Reproduce all of the data below without alteration; exclude every picture.

### Data section ###

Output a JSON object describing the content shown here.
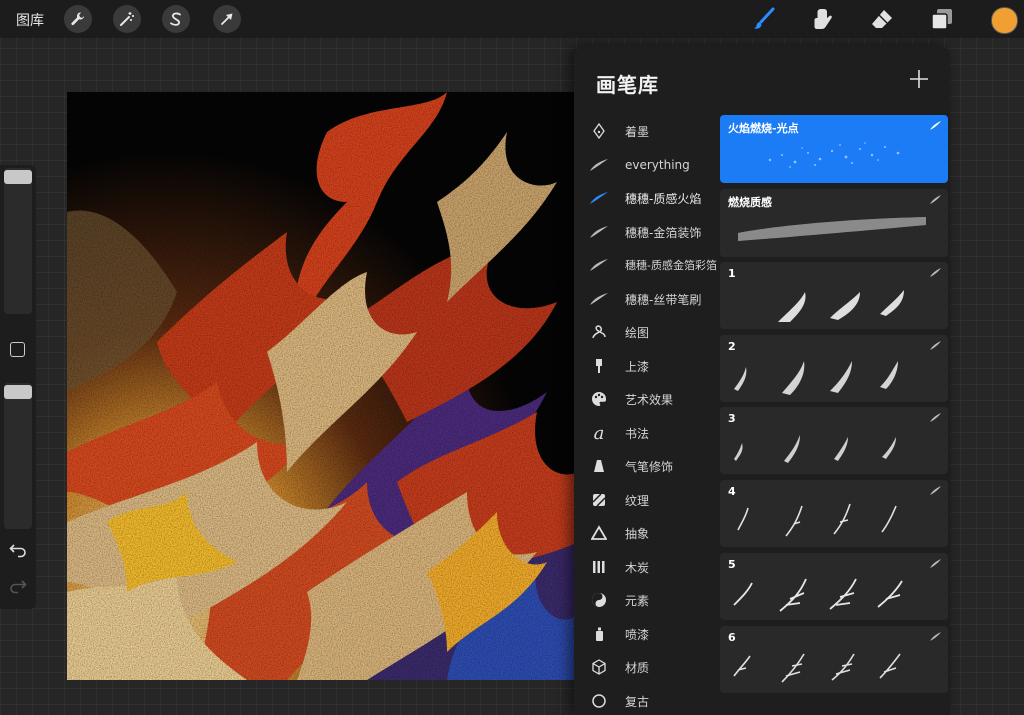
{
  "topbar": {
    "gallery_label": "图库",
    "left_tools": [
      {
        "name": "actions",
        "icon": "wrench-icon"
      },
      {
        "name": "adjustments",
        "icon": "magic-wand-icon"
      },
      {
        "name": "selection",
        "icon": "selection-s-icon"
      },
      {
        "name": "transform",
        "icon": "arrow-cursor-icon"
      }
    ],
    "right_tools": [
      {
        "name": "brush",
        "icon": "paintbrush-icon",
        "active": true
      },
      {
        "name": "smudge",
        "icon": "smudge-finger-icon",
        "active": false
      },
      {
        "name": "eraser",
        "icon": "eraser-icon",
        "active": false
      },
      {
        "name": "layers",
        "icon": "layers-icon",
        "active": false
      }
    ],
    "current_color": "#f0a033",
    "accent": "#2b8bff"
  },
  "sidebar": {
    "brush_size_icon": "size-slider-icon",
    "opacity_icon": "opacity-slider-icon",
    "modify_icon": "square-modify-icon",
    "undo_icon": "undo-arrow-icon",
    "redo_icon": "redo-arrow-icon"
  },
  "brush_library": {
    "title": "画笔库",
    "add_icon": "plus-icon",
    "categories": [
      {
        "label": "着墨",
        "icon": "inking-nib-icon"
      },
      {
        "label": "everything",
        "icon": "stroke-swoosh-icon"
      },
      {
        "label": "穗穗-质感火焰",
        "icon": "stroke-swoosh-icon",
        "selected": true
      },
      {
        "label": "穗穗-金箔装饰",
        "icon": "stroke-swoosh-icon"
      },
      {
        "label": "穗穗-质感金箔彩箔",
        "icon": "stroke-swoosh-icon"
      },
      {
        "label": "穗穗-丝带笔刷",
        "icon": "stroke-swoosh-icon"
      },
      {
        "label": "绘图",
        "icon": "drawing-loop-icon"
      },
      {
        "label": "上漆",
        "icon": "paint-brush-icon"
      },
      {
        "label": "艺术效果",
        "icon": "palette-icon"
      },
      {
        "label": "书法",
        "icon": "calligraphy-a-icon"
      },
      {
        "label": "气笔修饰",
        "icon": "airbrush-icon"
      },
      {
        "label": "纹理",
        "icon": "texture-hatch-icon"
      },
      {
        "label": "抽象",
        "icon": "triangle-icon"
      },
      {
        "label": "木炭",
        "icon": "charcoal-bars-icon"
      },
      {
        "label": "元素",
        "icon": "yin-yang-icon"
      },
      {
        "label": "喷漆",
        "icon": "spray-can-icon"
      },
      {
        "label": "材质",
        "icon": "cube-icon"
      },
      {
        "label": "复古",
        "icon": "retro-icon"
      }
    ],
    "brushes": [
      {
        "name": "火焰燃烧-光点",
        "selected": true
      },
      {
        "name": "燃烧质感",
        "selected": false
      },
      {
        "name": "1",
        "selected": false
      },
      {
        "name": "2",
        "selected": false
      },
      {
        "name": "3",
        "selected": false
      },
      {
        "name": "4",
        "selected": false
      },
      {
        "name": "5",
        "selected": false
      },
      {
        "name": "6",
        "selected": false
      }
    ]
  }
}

###

== Finished task ==
Output a JSON object describing the content shown here.
{
  "topbar": {
    "gallery_label": "图库",
    "left_tools": [
      {
        "name": "actions",
        "icon": "wrench-icon"
      },
      {
        "name": "adjustments",
        "icon": "magic-wand-icon"
      },
      {
        "name": "selection",
        "icon": "selection-s-icon"
      },
      {
        "name": "transform",
        "icon": "arrow-cursor-icon"
      }
    ],
    "right_tools": [
      {
        "name": "brush",
        "icon": "paintbrush-icon",
        "active": true
      },
      {
        "name": "smudge",
        "icon": "smudge-finger-icon",
        "active": false
      },
      {
        "name": "eraser",
        "icon": "eraser-icon",
        "active": false
      },
      {
        "name": "layers",
        "icon": "layers-icon",
        "active": false
      }
    ],
    "current_color": "#f0a033",
    "accent": "#2b8bff"
  },
  "sidebar": {
    "brush_size_icon": "size-slider-icon",
    "opacity_icon": "opacity-slider-icon",
    "modify_icon": "square-modify-icon",
    "undo_icon": "undo-arrow-icon",
    "redo_icon": "redo-arrow-icon"
  },
  "brush_library": {
    "title": "画笔库",
    "add_icon": "plus-icon",
    "categories": [
      {
        "label": "着墨",
        "icon": "inking-nib-icon"
      },
      {
        "label": "everything",
        "icon": "stroke-swoosh-icon"
      },
      {
        "label": "穗穗-质感火焰",
        "icon": "stroke-swoosh-icon",
        "selected": true
      },
      {
        "label": "穗穗-金箔装饰",
        "icon": "stroke-swoosh-icon"
      },
      {
        "label": "穗穗-质感金箔彩箔",
        "icon": "stroke-swoosh-icon"
      },
      {
        "label": "穗穗-丝带笔刷",
        "icon": "stroke-swoosh-icon"
      },
      {
        "label": "绘图",
        "icon": "drawing-loop-icon"
      },
      {
        "label": "上漆",
        "icon": "paint-brush-icon"
      },
      {
        "label": "艺术效果",
        "icon": "palette-icon"
      },
      {
        "label": "书法",
        "icon": "calligraphy-a-icon"
      },
      {
        "label": "气笔修饰",
        "icon": "airbrush-icon"
      },
      {
        "label": "纹理",
        "icon": "texture-hatch-icon"
      },
      {
        "label": "抽象",
        "icon": "triangle-icon"
      },
      {
        "label": "木炭",
        "icon": "charcoal-bars-icon"
      },
      {
        "label": "元素",
        "icon": "yin-yang-icon"
      },
      {
        "label": "喷漆",
        "icon": "spray-can-icon"
      },
      {
        "label": "材质",
        "icon": "cube-icon"
      },
      {
        "label": "复古",
        "icon": "retro-icon"
      }
    ],
    "brushes": [
      {
        "name": "火焰燃烧-光点",
        "selected": true
      },
      {
        "name": "燃烧质感",
        "selected": false
      },
      {
        "name": "1",
        "selected": false
      },
      {
        "name": "2",
        "selected": false
      },
      {
        "name": "3",
        "selected": false
      },
      {
        "name": "4",
        "selected": false
      },
      {
        "name": "5",
        "selected": false
      },
      {
        "name": "6",
        "selected": false
      }
    ]
  }
}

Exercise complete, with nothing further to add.